→ WHAT YOU NEED TO DO
Copy every one of the lines below without changing anything.

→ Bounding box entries
★ ★ ★

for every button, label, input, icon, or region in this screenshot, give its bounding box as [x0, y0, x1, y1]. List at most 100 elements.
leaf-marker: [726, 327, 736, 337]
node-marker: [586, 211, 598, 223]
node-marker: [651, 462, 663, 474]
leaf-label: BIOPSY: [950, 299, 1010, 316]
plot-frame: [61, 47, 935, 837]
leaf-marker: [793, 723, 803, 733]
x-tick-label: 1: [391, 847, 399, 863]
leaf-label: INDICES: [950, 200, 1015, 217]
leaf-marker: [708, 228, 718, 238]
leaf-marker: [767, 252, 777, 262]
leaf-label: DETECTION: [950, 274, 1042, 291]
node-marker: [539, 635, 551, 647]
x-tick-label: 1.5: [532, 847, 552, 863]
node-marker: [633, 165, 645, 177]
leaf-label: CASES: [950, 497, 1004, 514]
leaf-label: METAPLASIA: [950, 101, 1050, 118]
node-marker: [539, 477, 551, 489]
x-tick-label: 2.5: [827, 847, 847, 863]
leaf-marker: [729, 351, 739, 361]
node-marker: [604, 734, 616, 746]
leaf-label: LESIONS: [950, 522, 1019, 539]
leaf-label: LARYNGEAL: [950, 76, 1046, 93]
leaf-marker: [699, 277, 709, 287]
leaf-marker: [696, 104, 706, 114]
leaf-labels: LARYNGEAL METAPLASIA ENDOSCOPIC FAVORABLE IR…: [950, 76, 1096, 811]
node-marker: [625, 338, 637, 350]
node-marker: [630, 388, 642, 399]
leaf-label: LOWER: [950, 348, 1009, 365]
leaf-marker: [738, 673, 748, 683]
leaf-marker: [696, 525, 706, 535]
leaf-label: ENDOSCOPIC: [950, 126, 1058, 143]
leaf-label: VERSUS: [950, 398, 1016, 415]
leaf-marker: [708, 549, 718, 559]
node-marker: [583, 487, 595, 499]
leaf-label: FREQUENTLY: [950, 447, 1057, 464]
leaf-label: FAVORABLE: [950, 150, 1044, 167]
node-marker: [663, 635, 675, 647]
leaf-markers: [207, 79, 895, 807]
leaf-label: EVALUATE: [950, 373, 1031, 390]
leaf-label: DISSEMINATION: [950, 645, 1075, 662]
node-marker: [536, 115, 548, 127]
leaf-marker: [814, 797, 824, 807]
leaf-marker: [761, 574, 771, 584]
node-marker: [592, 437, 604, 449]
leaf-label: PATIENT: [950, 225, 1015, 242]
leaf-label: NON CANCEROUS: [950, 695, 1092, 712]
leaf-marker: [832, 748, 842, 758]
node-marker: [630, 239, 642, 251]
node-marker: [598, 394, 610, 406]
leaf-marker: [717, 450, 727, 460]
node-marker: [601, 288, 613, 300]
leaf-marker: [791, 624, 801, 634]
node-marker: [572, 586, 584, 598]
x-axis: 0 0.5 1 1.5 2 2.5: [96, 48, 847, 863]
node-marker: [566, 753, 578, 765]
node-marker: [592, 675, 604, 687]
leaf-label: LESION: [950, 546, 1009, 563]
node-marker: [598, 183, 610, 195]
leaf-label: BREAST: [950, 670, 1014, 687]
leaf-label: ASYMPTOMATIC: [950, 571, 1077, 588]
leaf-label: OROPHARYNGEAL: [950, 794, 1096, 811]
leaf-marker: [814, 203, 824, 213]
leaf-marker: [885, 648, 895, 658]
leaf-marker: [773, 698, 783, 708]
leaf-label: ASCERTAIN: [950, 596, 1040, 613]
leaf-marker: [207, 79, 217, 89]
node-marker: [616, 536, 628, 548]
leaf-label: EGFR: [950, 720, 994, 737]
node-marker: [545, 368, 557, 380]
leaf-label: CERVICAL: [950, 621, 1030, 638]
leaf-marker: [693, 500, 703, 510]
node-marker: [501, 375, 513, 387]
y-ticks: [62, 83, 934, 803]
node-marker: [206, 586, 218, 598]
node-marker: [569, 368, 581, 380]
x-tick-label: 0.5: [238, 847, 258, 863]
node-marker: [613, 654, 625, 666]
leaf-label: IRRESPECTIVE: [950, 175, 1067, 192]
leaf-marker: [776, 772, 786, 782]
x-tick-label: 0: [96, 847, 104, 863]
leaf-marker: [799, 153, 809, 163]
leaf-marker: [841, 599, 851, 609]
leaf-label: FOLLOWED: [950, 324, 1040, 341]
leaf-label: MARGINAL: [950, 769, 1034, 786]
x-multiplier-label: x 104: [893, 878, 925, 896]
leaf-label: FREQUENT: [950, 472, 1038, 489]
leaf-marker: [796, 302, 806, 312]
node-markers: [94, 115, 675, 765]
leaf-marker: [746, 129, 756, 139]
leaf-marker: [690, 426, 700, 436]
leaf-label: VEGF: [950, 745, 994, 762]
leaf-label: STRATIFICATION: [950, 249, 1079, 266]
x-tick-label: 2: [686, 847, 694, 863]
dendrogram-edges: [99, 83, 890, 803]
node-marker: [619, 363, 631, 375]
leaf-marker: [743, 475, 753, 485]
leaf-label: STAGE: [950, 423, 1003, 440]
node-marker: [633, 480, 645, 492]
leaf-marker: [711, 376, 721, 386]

★ ★ ★

→ EXERCISE ANSWER
for every button, label, input, icon, or region in this screenshot, give its bounding box as [x0, y0, x1, y1]. List at most 100 elements.
leaf-marker: [726, 327, 736, 337]
node-marker: [586, 211, 598, 223]
node-marker: [651, 462, 663, 474]
leaf-label: BIOPSY: [950, 299, 1010, 316]
plot-frame: [61, 47, 935, 837]
leaf-marker: [793, 723, 803, 733]
x-tick-label: 1: [391, 847, 399, 863]
leaf-label: INDICES: [950, 200, 1015, 217]
leaf-marker: [708, 228, 718, 238]
leaf-marker: [767, 252, 777, 262]
leaf-label: DETECTION: [950, 274, 1042, 291]
node-marker: [539, 635, 551, 647]
x-tick-label: 1.5: [532, 847, 552, 863]
node-marker: [633, 165, 645, 177]
leaf-label: CASES: [950, 497, 1004, 514]
leaf-label: METAPLASIA: [950, 101, 1050, 118]
node-marker: [539, 477, 551, 489]
x-tick-label: 2.5: [827, 847, 847, 863]
leaf-marker: [729, 351, 739, 361]
node-marker: [604, 734, 616, 746]
leaf-label: LESIONS: [950, 522, 1019, 539]
leaf-label: LARYNGEAL: [950, 76, 1046, 93]
leaf-marker: [699, 277, 709, 287]
leaf-marker: [696, 104, 706, 114]
leaf-labels: LARYNGEAL METAPLASIA ENDOSCOPIC FAVORABLE IR…: [950, 76, 1096, 811]
node-marker: [625, 338, 637, 350]
node-marker: [630, 388, 642, 399]
leaf-label: LOWER: [950, 348, 1009, 365]
leaf-marker: [738, 673, 748, 683]
leaf-marker: [696, 525, 706, 535]
leaf-label: ENDOSCOPIC: [950, 126, 1058, 143]
leaf-label: VERSUS: [950, 398, 1016, 415]
leaf-marker: [708, 549, 718, 559]
node-marker: [583, 487, 595, 499]
leaf-label: FREQUENTLY: [950, 447, 1057, 464]
leaf-label: FAVORABLE: [950, 150, 1044, 167]
node-marker: [663, 635, 675, 647]
leaf-markers: [207, 79, 895, 807]
leaf-label: EVALUATE: [950, 373, 1031, 390]
leaf-label: DISSEMINATION: [950, 645, 1075, 662]
node-marker: [536, 115, 548, 127]
leaf-marker: [814, 797, 824, 807]
leaf-marker: [761, 574, 771, 584]
node-marker: [592, 437, 604, 449]
leaf-label: PATIENT: [950, 225, 1015, 242]
leaf-label: NON CANCEROUS: [950, 695, 1092, 712]
leaf-marker: [832, 748, 842, 758]
node-marker: [630, 239, 642, 251]
node-marker: [598, 394, 610, 406]
leaf-marker: [717, 450, 727, 460]
node-marker: [601, 288, 613, 300]
leaf-marker: [791, 624, 801, 634]
node-marker: [572, 586, 584, 598]
x-axis: 0 0.5 1 1.5 2 2.5: [96, 48, 847, 863]
node-marker: [566, 753, 578, 765]
node-marker: [592, 675, 604, 687]
leaf-label: LESION: [950, 546, 1009, 563]
node-marker: [598, 183, 610, 195]
leaf-label: BREAST: [950, 670, 1014, 687]
leaf-label: ASYMPTOMATIC: [950, 571, 1077, 588]
leaf-label: OROPHARYNGEAL: [950, 794, 1096, 811]
leaf-marker: [814, 203, 824, 213]
leaf-marker: [885, 648, 895, 658]
leaf-marker: [773, 698, 783, 708]
leaf-label: ASCERTAIN: [950, 596, 1040, 613]
leaf-marker: [207, 79, 217, 89]
node-marker: [616, 536, 628, 548]
leaf-label: EGFR: [950, 720, 994, 737]
node-marker: [545, 368, 557, 380]
leaf-label: CERVICAL: [950, 621, 1030, 638]
leaf-marker: [693, 500, 703, 510]
node-marker: [501, 375, 513, 387]
y-ticks: [62, 83, 934, 803]
node-marker: [206, 586, 218, 598]
node-marker: [569, 368, 581, 380]
x-tick-label: 0.5: [238, 847, 258, 863]
node-marker: [613, 654, 625, 666]
leaf-label: IRRESPECTIVE: [950, 175, 1067, 192]
leaf-marker: [776, 772, 786, 782]
x-tick-label: 0: [96, 847, 104, 863]
leaf-marker: [799, 153, 809, 163]
leaf-marker: [841, 599, 851, 609]
leaf-label: FOLLOWED: [950, 324, 1040, 341]
leaf-label: MARGINAL: [950, 769, 1034, 786]
x-multiplier-label: x 104: [893, 878, 925, 896]
leaf-label: FREQUENT: [950, 472, 1038, 489]
leaf-marker: [796, 302, 806, 312]
node-markers: [94, 115, 675, 765]
leaf-marker: [746, 129, 756, 139]
leaf-marker: [690, 426, 700, 436]
leaf-label: VEGF: [950, 745, 994, 762]
leaf-label: STRATIFICATION: [950, 249, 1079, 266]
x-tick-label: 2: [686, 847, 694, 863]
dendrogram-edges: [99, 83, 890, 803]
node-marker: [619, 363, 631, 375]
leaf-marker: [743, 475, 753, 485]
leaf-label: STAGE: [950, 423, 1003, 440]
node-marker: [633, 480, 645, 492]
leaf-marker: [711, 376, 721, 386]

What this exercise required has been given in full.